# Goal of the exercise:
In your copy, include every line of the listing below exactly but none of the pictures.

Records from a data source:

☆ ☆ ☆ ☆

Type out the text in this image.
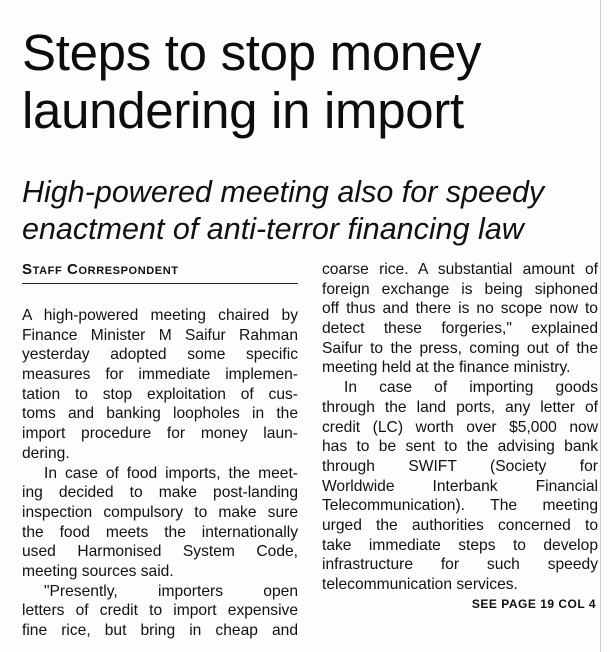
Steps to stop money
laundering in import
High-powered meeting also for speedy
enactment of anti-terror financing law
Staff Correspondent
A high-powered meeting chaired by
Finance Minister M Saifur Rahman
yesterday adopted some specific
measures for immediate implemen-
tation to stop exploitation of cus-
toms and banking loopholes in the
import procedure for money laun-
dering.
In case of food imports, the meet-
ing decided to make post-landing
inspection compulsory to make sure
the food meets the internationally
used Harmonised System Code,
meeting sources said.
"Presently, importers open
letters of credit to import expensive
fine rice, but bring in cheap and
coarse rice. A substantial amount of
foreign exchange is being siphoned
off thus and there is no scope now to
detect these forgeries," explained
Saifur to the press, coming out of the
meeting held at the finance ministry.
In case of importing goods
through the land ports, any letter of
credit (LC) worth over $5,000 now
has to be sent to the advising bank
through SWIFT (Society for
Worldwide Interbank Financial
Telecommunication). The meeting
urged the authorities concerned to
take immediate steps to develop
infrastructure for such speedy
telecommunication services.
SEE PAGE 19 COL 4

☆ ☆ ☆ ☆

# Task output:
Type out the text in this image.
Steps to stop money
laundering in import
High-powered meeting also for speedy
enactment of anti-terror financing law
Staff Correspondent
A high-powered meeting chaired by
Finance Minister M Saifur Rahman
yesterday adopted some specific
measures for immediate implemen-
tation to stop exploitation of cus-
toms and banking loopholes in the
import procedure for money laun-
dering.
In case of food imports, the meet-
ing decided to make post-landing
inspection compulsory to make sure
the food meets the internationally
used Harmonised System Code,
meeting sources said.
"Presently, importers open
letters of credit to import expensive
fine rice, but bring in cheap and
coarse rice. A substantial amount of
foreign exchange is being siphoned
off thus and there is no scope now to
detect these forgeries," explained
Saifur to the press, coming out of the
meeting held at the finance ministry.
In case of importing goods
through the land ports, any letter of
credit (LC) worth over $5,000 now
has to be sent to the advising bank
through SWIFT (Society for
Worldwide Interbank Financial
Telecommunication). The meeting
urged the authorities concerned to
take immediate steps to develop
infrastructure for such speedy
telecommunication services.
SEE PAGE 19 COL 4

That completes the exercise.